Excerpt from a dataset
────────

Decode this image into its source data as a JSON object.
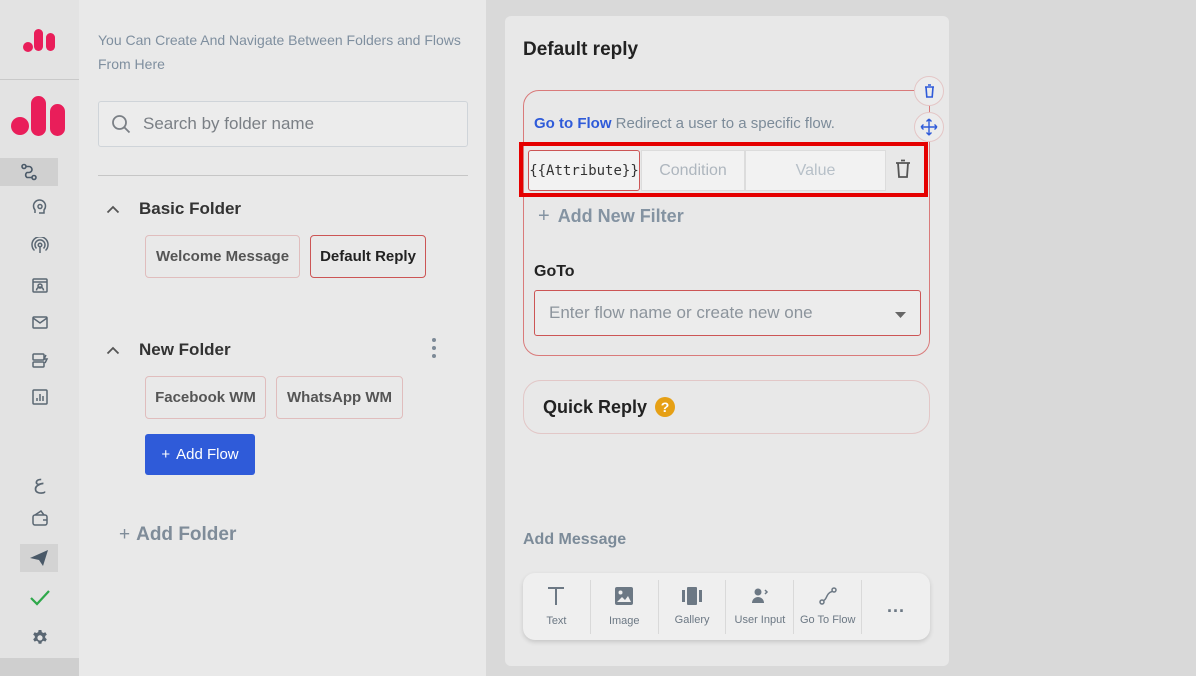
{
  "colors": {
    "brand": "#e91e5a",
    "link_blue": "#2f5bd9",
    "highlight_red": "#e50000",
    "active_border": "#cc5555",
    "help_amber": "#e6a015",
    "success_green": "#2ea84a"
  },
  "rail": {
    "icons": [
      "logo-icon",
      "brand-logo-icon",
      "flows-icon",
      "ai-brain-icon",
      "broadcast-icon",
      "contacts-icon",
      "mail-icon",
      "inbox-icon",
      "analytics-icon",
      "arabic-language-icon",
      "wallet-icon",
      "send-icon",
      "check-icon",
      "settings-icon"
    ],
    "language_glyph": "ع"
  },
  "panel": {
    "hint": "You Can Create And Navigate Between Folders and Flows From Here",
    "search_placeholder": "Search by folder name",
    "folders": [
      {
        "name": "Basic Folder",
        "flows": [
          "Welcome Message",
          "Default Reply"
        ]
      },
      {
        "name": "New Folder",
        "flows": [
          "Facebook WM",
          "WhatsApp WM"
        ]
      }
    ],
    "add_flow_label": "Add Flow",
    "add_folder_label": "Add Folder"
  },
  "editor": {
    "title": "Default reply",
    "goto_card": {
      "link_text": "Go to Flow",
      "description": "Redirect a user to a specific flow.",
      "filter": {
        "attribute": "{{Attribute}}",
        "condition": "Condition",
        "value": "Value"
      },
      "add_filter_label": "Add New Filter",
      "goto_label": "GoTo",
      "goto_placeholder": "Enter flow name or create new one"
    },
    "quick_reply_label": "Quick Reply",
    "quick_reply_help": "?",
    "add_message_label": "Add Message",
    "tools": [
      "Text",
      "Image",
      "Gallery",
      "User Input",
      "Go To Flow"
    ],
    "more_label": "..."
  }
}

────────

Return each line of the data that contains the string "name".

**TASK ANSWER**
    "search_placeholder": "Search by folder name",
        "name": "Basic Folder",
        "name": "New Folder",
      "goto_placeholder": "Enter flow name or create new one"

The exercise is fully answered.